§ **PROVIDED PASSAGE**:
┌──
Your reputation is created by others’ steady observation of your habitual actions. If we’re following Rule 2, other people are scrolling, looking, and mentally logging what they see. Everyone is a subject matter expert (SME) in something. What is your talent and how are you using it to help others? Helping is essential to our success as a group. And then maybe, maybe it will bleed over into other areas of our lives; and how cool would that be? Imagine how different the world would be if no one cared who got the credit?
Rule 4: Be Quiet.
Intentionally following Rule 3, this is especially important if you are the one receiving the help, which is all of us at some point in time. In a certain aspect, we should all be asking for help all the time in a perpetual attempt to improve. You never want to be the smartest person in the room. And if you are, maybe you should consider inviting smarter people … or go to a different room.4 For some of you, Rule 4 may sting a little bit: Stop running your mouth on social media. Stop speaking out of turn. Stop asking for things from a sense of entitlement. Just be quiet. Don’t talk. Be humble. Even a fool who keeps silent is considered wise.15
While I do believe it may be a little harsh, I also believe it’s very appropriate and applicable. As much as it pains me, it doesn’t matter what I did in my last unit; it doesn’t matter how many deployments I’ve had; it doesn’t matter what my rank was in the Army. I am new to the industry and need to posture myself accordingly, remain quiet and ask questions. In my experience flying civilian airplanes, there are many instances where I find myself sitting next to a 21 year old college student who is my instructor. While I have over a decade of flight experience more than him or her, I am a student that needs to learn. Don’t lose yourself in your ego, or overestimate yourself.15 Staying humble goes a long way.
If you are in a position where you need to ask for help, DO IT! But be prepared to listen. When asking for help, please keep it professional. Too many times there are posts with numerous spelling errors and unprofessional wording. You are not texting. The aviation industry is a professional organization and your grammar can reflect that in a positive or negative way. Consider the following post: “Anyoen PSA? Need gauge, 600TT, AMEL, CFI, asked before but never no response. DM me ASAP.” Um, no? Whenever you ask for something, I would recommend you think of what you can offer to the relationship. You are literally asking someone to stop what they are doing to help you. Why would someone do this if they didn’t feel the recipient valued, at minimum, their time. When you exchange emails, be succinct. Mark Twain famously wrote, “Forgive me for writing such a long letter - I did not have the time to write a short one.” Don’t do that. Get to your point, don’t clog up the net. When you do get a response, read the whole thing! Don’t speed read then ask questions that were already answered. Be professional.
The last thing I’ll include for this rule is; whether you like it or not, you represent the group. Like the ONE guy in flight school that was from a different service, he or she represented that entire group. When people find out you were former military, or a part of RTAG, they will judge the group based off you. So get out there, Air Force guy in Ranger School, and be the quiet professional on behalf of us all.
Rule 5: Read More.
└──
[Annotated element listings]
┌──
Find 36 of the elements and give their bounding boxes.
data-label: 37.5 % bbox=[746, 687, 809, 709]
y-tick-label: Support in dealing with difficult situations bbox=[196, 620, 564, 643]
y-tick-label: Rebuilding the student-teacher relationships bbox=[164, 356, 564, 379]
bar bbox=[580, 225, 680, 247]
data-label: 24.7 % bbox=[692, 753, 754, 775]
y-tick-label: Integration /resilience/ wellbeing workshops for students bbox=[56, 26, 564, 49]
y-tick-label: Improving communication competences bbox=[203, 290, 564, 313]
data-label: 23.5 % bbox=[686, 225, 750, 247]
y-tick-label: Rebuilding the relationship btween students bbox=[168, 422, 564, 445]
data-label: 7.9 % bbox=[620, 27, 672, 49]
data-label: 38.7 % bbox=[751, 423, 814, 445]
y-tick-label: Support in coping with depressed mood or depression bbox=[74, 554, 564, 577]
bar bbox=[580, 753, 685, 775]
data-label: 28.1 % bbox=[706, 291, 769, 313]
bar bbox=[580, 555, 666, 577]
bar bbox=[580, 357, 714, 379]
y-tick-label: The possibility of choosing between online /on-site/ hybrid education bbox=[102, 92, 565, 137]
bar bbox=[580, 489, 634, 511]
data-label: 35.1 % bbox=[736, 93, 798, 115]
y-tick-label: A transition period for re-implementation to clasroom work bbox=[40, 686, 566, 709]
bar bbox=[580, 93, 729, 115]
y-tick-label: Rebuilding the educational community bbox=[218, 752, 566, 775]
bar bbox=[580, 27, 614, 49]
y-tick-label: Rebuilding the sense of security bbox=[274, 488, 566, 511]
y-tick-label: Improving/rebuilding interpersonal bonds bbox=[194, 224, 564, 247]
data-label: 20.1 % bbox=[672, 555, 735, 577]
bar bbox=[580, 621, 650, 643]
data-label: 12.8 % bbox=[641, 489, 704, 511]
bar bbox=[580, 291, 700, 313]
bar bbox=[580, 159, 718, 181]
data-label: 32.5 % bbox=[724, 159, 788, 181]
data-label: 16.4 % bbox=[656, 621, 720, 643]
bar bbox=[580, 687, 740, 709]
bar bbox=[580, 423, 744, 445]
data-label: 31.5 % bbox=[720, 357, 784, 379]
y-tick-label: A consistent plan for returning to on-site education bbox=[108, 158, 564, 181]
└──
§ **WHAT YOU ARE ASKED TO DO**: From the passage on professional conduct rules, return the words starting with "The last thing" and going on through "behalf of us all.", copied exactly.

§ **TASK OUTPUT**:
The last thing I’ll include for this rule is; whether you like it or not, you represent the group. Like the ONE guy in flight school that was from a different service, he or she represented that entire group. When people find out you were former military, or a part of RTAG, they will judge the group based off you. So get out there, Air Force guy in Ranger School, and be the quiet professional on behalf of us all.